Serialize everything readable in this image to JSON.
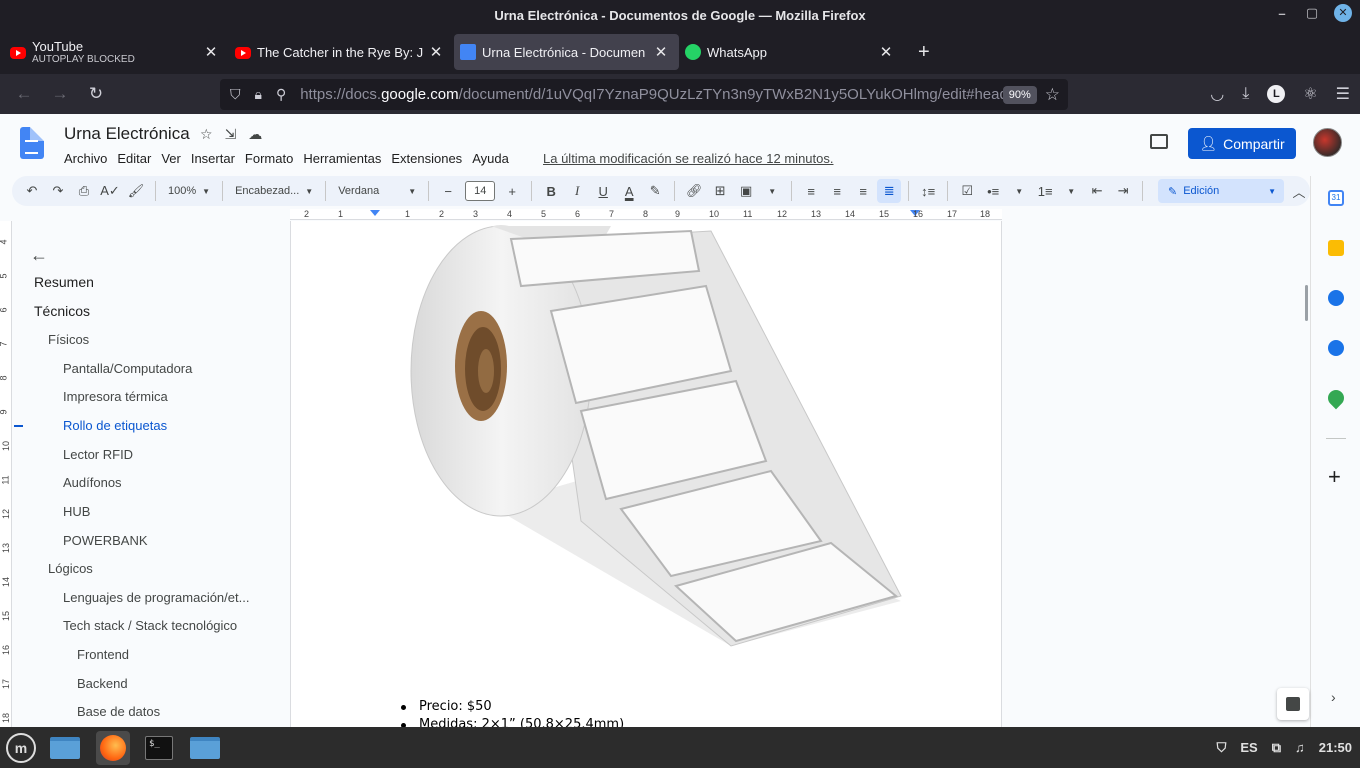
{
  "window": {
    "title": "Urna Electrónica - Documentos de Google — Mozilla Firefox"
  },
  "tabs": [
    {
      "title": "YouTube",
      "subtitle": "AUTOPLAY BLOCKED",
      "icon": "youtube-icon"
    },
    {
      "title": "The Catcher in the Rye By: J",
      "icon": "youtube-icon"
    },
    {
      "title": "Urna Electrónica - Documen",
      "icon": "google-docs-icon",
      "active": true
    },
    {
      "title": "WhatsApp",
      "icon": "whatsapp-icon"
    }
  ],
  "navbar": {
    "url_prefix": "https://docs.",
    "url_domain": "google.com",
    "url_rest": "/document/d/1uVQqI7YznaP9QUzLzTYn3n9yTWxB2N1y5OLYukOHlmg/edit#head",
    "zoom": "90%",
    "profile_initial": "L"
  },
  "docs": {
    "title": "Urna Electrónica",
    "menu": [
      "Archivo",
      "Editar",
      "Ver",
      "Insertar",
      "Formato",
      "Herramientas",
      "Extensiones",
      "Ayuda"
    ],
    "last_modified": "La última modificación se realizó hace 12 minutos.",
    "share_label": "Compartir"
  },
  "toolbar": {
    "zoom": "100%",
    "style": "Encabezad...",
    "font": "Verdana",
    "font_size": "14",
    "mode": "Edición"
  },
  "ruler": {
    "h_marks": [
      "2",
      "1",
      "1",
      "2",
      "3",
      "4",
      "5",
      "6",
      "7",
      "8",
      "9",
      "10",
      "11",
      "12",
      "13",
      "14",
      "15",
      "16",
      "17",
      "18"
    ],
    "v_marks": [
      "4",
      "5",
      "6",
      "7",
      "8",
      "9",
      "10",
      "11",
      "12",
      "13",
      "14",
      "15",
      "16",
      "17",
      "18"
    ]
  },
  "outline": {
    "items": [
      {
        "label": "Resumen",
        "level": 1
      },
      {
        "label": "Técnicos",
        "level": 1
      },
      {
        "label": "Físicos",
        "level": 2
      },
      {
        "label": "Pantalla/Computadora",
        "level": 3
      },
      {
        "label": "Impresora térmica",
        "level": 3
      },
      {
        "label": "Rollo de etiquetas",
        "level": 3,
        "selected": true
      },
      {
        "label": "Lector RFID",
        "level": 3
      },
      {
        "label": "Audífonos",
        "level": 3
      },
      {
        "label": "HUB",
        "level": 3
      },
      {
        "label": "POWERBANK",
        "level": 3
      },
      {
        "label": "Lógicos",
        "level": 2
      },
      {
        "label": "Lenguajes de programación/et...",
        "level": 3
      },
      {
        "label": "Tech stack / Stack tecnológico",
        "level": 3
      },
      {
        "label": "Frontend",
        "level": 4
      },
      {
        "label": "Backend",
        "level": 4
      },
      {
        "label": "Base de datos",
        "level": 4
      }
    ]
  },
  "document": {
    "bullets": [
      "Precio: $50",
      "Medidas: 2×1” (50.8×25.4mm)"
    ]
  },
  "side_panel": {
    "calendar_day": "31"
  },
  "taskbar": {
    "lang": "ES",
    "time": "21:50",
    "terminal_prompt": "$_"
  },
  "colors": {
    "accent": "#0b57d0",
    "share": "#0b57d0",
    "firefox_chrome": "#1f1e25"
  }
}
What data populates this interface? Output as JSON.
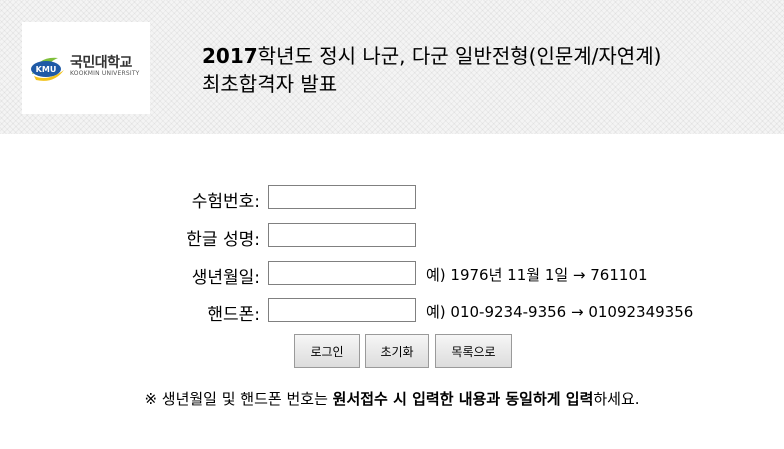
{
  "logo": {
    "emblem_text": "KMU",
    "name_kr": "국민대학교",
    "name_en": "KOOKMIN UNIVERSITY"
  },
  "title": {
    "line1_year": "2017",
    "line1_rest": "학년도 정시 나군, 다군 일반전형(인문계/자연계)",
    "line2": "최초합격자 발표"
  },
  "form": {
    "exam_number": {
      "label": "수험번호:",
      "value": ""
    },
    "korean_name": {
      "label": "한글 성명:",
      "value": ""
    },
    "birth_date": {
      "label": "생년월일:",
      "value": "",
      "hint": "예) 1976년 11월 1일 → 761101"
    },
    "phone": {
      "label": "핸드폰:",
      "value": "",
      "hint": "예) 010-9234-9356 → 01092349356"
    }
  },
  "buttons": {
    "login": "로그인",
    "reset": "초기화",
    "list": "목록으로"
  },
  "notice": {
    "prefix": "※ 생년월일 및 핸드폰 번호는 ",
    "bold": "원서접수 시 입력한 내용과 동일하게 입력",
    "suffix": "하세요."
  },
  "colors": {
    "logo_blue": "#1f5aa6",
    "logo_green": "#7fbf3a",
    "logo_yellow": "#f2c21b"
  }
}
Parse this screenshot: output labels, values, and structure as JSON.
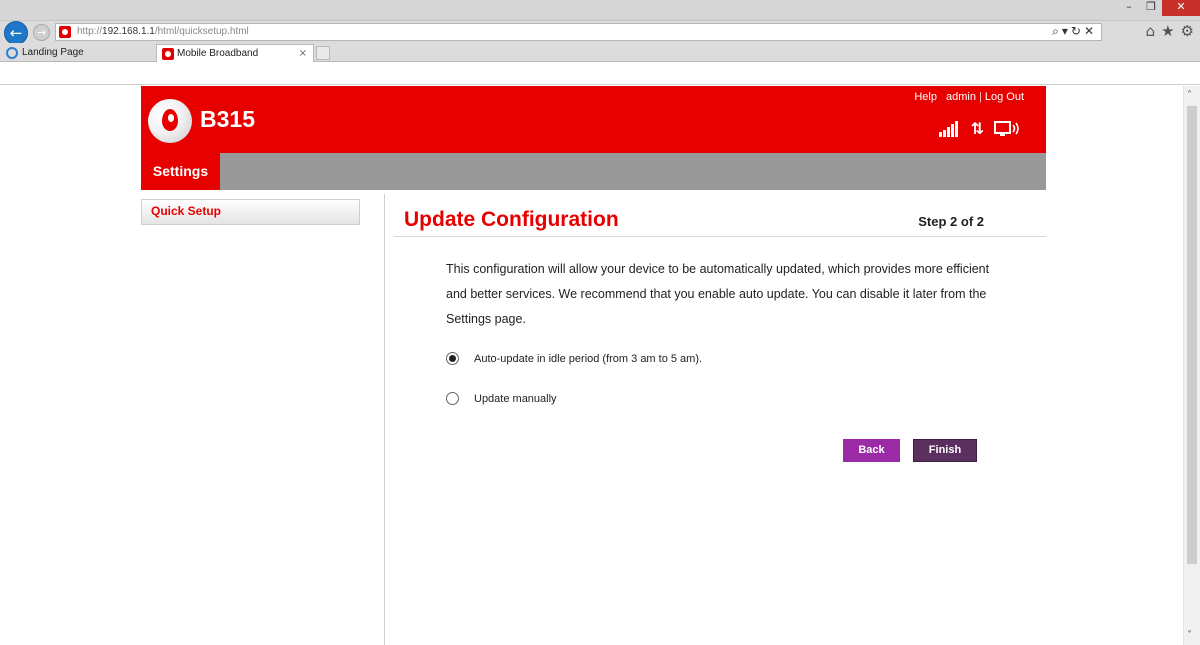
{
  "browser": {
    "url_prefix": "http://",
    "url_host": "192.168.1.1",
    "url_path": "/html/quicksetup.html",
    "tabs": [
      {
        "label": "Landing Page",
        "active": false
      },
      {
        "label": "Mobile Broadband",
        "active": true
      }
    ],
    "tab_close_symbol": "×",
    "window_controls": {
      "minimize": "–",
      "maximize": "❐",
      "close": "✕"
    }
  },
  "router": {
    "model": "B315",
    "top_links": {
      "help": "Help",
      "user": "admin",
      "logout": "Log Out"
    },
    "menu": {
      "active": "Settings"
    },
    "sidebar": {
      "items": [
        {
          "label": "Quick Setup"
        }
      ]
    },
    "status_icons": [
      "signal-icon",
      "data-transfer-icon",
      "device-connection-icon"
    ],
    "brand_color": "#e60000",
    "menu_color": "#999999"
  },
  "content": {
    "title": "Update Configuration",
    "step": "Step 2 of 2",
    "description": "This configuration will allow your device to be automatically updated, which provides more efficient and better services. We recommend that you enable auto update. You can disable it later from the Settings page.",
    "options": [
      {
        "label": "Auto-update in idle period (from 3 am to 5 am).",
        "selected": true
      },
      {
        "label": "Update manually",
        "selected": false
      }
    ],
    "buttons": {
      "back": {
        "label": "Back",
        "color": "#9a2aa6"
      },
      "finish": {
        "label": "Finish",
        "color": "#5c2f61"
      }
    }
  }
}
============
_Set exercise_: Scan the data for the word "docs" and copy every line where it shows up.

_Exercise answer_:
      "icon": "google-docs-icon",
    "url_prefix": "https://docs.",
  "docs": {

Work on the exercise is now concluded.